Information supplied>
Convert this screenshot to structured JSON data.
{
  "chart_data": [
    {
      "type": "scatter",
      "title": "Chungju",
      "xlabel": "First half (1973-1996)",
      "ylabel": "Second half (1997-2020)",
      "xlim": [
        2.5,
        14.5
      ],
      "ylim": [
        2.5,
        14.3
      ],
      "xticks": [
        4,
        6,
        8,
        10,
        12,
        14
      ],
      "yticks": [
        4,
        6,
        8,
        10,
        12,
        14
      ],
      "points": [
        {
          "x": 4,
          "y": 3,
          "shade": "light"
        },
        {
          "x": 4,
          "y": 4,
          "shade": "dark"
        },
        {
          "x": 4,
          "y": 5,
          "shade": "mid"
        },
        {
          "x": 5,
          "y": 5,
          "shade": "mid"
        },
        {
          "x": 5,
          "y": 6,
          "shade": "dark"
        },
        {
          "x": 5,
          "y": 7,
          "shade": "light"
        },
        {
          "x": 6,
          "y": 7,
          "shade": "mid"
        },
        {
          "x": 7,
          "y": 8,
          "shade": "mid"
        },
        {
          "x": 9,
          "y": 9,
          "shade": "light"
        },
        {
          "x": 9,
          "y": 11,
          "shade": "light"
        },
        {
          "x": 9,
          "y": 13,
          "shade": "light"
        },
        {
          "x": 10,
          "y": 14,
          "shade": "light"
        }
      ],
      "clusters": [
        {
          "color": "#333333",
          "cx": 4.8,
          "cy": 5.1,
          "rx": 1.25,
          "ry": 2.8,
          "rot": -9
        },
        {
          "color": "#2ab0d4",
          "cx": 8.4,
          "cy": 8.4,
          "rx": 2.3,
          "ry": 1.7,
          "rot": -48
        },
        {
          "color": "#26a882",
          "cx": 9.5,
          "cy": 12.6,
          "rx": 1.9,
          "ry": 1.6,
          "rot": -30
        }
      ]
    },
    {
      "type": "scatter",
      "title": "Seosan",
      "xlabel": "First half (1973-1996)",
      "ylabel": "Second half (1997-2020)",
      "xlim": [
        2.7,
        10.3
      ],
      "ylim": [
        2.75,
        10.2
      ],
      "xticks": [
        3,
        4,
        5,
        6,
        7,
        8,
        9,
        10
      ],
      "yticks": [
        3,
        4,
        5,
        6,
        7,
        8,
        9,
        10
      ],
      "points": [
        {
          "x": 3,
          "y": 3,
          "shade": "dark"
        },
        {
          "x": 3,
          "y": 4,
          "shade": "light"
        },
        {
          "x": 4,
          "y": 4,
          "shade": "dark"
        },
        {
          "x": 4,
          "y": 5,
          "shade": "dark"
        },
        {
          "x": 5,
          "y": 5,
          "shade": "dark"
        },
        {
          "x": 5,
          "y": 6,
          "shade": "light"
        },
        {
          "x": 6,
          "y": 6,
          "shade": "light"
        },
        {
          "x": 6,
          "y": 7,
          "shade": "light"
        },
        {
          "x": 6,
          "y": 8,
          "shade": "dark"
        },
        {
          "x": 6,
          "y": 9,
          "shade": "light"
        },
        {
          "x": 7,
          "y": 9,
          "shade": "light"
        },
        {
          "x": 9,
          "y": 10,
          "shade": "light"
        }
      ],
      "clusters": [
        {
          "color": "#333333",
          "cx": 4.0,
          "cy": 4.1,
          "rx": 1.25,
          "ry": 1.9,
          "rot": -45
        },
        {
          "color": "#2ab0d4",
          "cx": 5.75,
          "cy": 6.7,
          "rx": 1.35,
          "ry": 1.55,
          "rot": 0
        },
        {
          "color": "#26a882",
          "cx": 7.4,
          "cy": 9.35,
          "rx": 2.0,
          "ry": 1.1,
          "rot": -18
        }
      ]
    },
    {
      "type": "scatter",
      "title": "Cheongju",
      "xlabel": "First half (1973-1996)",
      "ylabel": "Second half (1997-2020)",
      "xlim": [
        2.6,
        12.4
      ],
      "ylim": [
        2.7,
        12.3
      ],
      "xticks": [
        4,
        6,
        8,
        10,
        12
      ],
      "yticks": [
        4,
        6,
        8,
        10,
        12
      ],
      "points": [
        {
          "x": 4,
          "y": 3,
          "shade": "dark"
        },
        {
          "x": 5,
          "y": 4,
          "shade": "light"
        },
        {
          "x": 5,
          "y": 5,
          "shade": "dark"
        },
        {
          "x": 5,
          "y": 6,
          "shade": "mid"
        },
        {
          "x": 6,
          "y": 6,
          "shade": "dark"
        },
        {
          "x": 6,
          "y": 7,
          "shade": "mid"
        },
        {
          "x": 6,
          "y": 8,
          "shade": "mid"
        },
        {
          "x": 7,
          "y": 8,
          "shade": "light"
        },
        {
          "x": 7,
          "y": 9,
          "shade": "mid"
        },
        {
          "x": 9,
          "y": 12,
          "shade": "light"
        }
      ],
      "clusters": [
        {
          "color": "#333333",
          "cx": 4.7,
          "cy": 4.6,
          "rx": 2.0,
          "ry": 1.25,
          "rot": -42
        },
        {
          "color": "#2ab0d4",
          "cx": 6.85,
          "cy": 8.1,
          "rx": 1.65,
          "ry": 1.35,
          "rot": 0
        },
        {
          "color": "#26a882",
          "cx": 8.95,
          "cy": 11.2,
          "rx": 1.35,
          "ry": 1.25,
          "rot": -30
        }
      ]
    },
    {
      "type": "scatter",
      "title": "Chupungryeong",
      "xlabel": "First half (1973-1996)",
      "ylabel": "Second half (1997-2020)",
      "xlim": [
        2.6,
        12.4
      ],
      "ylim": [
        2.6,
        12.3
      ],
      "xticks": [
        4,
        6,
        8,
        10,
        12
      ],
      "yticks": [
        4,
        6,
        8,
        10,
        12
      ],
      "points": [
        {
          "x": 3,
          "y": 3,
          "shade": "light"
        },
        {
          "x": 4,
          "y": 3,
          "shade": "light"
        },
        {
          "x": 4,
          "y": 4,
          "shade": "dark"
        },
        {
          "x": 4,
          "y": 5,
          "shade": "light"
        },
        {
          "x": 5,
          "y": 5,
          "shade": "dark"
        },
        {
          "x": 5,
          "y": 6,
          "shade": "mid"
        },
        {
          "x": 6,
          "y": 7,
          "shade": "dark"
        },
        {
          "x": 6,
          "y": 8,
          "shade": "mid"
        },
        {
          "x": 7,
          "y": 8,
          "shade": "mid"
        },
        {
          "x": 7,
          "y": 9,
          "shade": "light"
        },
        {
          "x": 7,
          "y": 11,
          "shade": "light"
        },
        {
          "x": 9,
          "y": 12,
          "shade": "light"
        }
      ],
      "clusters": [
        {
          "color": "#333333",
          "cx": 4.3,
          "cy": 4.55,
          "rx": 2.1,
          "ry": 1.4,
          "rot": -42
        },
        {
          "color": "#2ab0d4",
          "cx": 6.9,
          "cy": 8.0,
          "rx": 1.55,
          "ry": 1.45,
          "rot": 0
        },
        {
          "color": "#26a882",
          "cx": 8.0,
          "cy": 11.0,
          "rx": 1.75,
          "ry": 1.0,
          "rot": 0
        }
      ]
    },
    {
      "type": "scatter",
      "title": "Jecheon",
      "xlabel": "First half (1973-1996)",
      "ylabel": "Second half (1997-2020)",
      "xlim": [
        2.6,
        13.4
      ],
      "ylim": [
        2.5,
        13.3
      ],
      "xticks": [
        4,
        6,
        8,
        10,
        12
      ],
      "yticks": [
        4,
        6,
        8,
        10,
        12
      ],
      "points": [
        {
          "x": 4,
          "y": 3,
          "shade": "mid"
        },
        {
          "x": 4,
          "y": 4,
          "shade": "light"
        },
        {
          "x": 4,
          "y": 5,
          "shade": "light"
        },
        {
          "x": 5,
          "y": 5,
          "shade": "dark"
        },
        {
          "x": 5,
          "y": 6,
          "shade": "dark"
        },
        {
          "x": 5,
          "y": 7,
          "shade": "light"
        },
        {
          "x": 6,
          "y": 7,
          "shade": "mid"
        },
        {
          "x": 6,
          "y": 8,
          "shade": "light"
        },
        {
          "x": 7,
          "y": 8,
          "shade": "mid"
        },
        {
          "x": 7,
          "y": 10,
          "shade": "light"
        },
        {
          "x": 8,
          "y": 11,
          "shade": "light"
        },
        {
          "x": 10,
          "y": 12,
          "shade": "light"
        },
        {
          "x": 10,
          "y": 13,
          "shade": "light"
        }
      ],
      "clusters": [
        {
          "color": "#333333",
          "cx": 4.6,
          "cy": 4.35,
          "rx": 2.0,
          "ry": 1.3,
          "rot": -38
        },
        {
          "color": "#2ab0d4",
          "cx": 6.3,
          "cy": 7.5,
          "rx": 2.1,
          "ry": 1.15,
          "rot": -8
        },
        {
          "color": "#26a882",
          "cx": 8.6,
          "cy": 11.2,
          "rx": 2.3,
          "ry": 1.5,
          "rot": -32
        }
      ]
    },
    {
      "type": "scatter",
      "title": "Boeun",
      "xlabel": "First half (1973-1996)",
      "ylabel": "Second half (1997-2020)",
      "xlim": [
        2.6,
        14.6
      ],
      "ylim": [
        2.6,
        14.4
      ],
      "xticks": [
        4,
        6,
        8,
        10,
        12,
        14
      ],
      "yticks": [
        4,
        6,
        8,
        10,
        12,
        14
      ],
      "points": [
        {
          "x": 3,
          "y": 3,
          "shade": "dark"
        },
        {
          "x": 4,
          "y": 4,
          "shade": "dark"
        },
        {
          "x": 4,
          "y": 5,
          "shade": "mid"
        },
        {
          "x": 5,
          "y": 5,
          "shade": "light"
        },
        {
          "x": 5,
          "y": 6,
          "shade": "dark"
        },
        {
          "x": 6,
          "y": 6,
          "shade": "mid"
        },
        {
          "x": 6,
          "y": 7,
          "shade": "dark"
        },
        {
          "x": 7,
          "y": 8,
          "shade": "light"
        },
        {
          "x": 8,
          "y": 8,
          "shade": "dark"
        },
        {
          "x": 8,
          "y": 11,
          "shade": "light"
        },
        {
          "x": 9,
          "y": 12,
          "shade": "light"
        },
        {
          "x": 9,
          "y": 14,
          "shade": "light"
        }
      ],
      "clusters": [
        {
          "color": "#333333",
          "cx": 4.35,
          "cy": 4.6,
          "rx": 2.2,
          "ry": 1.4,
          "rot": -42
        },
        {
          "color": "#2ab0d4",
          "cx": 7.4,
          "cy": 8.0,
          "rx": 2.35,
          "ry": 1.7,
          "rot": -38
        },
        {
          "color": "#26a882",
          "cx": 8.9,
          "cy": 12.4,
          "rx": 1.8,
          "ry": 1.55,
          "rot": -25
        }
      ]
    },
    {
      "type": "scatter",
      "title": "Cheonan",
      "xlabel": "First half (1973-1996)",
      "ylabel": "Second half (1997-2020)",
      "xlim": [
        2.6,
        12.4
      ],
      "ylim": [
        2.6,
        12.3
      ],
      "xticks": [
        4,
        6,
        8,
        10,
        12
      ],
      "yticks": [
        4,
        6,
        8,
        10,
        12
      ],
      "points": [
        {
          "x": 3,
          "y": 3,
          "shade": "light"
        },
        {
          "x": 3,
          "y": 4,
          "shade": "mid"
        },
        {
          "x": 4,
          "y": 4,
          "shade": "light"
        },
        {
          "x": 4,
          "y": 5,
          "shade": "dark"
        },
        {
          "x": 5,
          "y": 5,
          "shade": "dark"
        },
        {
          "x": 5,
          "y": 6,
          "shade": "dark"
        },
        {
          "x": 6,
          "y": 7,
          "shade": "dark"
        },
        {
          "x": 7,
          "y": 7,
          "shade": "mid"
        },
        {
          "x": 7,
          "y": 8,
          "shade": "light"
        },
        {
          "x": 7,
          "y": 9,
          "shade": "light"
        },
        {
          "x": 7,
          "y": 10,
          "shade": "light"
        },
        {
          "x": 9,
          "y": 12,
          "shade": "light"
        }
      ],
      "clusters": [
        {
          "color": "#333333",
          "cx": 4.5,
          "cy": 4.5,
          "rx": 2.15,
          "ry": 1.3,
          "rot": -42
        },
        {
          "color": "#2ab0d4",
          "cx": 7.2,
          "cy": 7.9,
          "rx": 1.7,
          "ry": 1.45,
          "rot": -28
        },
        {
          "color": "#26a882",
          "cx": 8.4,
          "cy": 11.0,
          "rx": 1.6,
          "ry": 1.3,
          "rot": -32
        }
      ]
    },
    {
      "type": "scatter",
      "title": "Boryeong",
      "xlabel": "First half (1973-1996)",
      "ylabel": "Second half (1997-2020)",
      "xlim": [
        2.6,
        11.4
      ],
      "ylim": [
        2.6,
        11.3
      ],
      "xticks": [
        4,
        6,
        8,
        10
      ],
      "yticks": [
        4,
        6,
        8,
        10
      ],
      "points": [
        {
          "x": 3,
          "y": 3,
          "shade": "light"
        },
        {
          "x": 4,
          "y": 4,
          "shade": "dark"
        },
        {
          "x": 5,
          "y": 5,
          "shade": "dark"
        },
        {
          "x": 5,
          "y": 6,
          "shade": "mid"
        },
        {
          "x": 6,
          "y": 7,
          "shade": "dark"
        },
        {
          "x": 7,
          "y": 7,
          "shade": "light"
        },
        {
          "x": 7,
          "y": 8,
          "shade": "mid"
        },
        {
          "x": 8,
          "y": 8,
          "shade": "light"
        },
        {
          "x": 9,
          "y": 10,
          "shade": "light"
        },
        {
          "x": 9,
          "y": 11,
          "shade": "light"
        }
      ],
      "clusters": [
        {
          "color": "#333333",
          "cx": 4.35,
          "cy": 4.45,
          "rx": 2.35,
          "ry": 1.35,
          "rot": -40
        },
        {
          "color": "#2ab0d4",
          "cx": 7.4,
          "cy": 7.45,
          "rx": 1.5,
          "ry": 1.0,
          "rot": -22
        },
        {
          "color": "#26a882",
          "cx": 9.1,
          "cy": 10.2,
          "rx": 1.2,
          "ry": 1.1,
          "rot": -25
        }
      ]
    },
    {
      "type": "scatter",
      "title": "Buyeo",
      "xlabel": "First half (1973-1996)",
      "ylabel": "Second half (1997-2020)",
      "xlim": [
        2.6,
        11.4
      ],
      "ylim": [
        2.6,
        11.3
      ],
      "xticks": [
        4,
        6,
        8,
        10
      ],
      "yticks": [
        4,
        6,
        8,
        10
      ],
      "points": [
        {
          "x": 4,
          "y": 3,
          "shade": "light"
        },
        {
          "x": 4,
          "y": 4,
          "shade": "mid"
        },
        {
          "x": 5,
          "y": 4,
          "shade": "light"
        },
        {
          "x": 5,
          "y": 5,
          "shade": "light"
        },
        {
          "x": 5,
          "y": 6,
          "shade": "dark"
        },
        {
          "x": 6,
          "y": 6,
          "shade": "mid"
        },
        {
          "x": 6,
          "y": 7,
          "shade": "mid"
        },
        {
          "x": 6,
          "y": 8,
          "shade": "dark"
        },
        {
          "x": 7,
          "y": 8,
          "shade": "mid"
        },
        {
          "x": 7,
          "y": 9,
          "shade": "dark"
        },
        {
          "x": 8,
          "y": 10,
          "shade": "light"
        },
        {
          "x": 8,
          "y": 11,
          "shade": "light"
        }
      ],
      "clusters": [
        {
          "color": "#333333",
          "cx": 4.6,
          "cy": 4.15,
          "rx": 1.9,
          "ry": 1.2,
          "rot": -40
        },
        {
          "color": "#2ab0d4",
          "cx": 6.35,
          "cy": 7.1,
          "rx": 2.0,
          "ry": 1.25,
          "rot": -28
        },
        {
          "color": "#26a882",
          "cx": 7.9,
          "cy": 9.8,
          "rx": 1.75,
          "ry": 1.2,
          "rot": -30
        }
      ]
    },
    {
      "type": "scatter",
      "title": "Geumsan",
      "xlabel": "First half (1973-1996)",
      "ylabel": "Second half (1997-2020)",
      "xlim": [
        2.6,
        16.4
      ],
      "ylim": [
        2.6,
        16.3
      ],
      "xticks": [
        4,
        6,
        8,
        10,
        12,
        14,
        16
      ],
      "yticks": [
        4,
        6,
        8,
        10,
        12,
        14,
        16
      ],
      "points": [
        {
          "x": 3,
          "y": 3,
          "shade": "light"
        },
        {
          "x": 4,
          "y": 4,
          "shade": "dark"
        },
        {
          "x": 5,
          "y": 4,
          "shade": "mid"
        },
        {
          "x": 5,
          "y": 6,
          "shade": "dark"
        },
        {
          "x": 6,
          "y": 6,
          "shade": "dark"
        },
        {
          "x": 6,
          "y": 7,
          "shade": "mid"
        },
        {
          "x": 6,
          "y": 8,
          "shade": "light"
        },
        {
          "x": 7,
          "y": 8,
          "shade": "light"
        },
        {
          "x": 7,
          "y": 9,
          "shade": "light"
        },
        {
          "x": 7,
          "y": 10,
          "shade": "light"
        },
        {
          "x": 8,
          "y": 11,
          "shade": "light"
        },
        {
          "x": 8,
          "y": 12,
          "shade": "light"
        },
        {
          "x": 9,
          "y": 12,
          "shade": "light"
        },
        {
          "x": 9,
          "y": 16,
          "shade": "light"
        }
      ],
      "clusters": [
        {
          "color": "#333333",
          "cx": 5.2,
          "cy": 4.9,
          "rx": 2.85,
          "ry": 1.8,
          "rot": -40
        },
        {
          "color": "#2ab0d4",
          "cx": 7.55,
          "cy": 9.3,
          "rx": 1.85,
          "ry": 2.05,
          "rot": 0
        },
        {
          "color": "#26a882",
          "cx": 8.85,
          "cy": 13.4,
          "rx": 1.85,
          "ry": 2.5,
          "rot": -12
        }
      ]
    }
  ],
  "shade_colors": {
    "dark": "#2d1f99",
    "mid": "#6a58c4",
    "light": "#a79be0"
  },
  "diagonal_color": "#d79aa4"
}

Job> Select every line of the records holding the string "title".

Finished answer>
      "title": "Chungju",
      "title": "Seosan",
      "title": "Cheongju",
      "title": "Chupungryeong",
      "title": "Jecheon",
      "title": "Boeun",
      "title": "Cheonan",
      "title": "Boryeong",
      "title": "Buyeo",
      "title": "Geumsan",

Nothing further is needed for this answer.